PROBLEM TO WORK ON:
Lines containing the word "мастеринг" are the ones to copy from the records below.

SUPPLIED RECORDS:

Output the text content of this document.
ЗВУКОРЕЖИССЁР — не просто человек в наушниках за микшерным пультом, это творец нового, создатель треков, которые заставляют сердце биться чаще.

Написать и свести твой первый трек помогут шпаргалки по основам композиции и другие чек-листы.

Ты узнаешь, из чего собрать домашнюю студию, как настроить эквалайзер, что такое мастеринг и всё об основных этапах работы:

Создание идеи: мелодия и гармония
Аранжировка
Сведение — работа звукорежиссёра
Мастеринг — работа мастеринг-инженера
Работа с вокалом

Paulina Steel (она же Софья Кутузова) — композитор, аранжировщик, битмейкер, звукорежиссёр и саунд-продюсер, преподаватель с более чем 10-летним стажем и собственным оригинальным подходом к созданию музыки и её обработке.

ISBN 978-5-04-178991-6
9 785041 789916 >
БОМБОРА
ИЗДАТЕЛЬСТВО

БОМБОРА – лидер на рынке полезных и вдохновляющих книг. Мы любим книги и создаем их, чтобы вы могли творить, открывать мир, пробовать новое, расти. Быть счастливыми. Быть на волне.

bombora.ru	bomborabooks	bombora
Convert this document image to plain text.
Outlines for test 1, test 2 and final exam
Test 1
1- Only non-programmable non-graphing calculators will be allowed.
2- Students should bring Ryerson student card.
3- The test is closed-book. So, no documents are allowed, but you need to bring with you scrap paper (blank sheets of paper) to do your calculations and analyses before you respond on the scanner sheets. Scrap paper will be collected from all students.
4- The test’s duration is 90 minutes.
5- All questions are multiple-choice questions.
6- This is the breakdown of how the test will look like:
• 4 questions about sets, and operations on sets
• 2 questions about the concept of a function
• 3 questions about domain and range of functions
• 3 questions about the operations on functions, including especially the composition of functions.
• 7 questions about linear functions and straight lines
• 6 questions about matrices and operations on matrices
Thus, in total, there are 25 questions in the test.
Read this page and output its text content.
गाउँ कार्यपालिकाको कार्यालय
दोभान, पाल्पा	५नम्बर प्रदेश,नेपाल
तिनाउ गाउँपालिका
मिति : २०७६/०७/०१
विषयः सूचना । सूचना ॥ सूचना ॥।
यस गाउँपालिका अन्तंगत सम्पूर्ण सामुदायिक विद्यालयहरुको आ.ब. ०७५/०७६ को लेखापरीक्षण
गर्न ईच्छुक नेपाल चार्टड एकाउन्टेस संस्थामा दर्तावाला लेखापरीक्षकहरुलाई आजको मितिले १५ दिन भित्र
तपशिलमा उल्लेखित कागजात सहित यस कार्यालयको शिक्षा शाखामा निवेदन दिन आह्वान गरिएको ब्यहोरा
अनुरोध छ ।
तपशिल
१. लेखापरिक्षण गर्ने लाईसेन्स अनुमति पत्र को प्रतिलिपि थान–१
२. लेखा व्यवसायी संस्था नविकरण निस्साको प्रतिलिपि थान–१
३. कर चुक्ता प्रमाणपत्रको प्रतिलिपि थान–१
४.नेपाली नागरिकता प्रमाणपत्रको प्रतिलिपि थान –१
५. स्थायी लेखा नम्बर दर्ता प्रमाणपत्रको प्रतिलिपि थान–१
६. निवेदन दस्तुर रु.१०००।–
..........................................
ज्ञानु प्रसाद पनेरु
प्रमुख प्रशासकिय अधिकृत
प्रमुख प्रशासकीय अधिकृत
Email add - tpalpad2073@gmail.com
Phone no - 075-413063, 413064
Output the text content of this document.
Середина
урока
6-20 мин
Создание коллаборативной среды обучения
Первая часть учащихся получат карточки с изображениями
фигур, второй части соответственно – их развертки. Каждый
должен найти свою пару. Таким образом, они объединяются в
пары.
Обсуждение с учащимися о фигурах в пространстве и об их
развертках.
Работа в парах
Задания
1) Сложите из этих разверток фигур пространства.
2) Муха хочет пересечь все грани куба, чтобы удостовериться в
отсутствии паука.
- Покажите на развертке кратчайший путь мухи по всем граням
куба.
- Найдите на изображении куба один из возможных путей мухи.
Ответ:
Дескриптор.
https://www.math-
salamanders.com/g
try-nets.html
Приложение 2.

SOLUTION TO THE PROBLEM:
Ты узнаешь, из чего собрать домашнюю студию, как настроить эквалайзер, что такое мастеринг и всё об основных этапах работы:
Мастеринг — работа мастеринг-инженера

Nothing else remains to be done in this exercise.